**WHAT THE TASK ASKS**
Locate all lines with the word "which". Copy them.

**ROWS**
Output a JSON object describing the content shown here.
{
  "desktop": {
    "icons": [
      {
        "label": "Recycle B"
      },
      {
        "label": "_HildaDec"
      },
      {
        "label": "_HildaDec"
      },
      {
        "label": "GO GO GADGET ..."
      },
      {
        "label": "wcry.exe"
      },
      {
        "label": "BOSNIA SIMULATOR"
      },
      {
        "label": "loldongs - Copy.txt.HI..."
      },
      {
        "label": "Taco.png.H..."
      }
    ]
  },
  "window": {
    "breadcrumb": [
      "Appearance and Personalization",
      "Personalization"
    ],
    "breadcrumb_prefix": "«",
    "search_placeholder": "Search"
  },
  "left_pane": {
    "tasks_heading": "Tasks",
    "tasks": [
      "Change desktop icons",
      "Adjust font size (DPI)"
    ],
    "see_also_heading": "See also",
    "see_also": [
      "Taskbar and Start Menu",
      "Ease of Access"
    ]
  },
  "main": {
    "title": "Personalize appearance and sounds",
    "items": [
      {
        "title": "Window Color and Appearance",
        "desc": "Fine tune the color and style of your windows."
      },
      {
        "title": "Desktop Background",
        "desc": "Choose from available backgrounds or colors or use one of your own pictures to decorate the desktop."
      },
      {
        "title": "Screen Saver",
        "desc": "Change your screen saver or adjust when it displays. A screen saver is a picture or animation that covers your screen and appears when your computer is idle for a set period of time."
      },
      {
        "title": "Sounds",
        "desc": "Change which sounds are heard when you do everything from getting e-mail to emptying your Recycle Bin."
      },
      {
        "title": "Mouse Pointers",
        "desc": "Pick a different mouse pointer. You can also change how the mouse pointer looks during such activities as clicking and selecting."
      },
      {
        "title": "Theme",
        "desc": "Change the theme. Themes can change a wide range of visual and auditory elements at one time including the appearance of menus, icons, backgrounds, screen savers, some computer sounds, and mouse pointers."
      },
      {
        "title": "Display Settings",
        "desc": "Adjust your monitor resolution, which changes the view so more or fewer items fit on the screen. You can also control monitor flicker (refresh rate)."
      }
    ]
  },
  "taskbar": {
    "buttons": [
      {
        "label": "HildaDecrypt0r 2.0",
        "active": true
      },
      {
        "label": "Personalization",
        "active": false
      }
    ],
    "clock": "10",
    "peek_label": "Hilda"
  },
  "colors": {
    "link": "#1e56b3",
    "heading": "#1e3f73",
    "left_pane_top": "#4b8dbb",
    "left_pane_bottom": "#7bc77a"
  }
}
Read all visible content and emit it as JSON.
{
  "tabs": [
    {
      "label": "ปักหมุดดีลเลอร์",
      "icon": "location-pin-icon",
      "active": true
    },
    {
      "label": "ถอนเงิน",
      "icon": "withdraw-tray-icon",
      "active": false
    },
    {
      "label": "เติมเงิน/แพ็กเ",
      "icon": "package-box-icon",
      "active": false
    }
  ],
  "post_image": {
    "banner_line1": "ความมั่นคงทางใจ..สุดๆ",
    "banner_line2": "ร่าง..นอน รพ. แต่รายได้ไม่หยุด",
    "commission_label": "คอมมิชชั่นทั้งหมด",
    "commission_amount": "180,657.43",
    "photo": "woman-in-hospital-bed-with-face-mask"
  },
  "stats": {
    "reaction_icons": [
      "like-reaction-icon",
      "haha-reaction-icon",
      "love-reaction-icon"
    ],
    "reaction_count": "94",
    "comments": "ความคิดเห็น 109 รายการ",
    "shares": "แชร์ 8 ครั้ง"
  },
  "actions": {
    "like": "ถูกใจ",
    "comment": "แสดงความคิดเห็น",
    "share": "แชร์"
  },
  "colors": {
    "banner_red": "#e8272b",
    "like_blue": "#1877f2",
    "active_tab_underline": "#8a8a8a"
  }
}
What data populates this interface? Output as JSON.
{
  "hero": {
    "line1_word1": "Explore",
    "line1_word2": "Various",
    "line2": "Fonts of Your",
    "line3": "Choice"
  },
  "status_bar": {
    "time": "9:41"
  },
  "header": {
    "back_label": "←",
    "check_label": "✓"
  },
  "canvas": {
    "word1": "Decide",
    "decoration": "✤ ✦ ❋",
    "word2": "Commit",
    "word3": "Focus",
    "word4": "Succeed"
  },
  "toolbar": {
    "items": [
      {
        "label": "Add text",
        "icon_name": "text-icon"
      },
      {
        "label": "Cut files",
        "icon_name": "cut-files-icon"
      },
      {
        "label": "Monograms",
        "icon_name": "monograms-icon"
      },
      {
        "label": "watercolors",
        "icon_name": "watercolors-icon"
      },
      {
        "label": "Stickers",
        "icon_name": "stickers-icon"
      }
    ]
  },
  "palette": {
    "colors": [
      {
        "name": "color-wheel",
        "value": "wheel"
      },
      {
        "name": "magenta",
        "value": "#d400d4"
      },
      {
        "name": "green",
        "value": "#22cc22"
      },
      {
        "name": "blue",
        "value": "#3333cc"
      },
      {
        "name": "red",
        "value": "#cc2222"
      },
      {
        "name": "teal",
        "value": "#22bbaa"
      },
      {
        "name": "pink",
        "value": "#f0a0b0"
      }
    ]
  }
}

**THE OUTPUT**
        "desc": "Change which sounds are heard when you do everything from getting e-mail to emptying your Recycle Bin."
        "desc": "Adjust your monitor resolution, which changes the view so more or fewer items fit on the screen. You can also control monitor flicker (refresh rate)."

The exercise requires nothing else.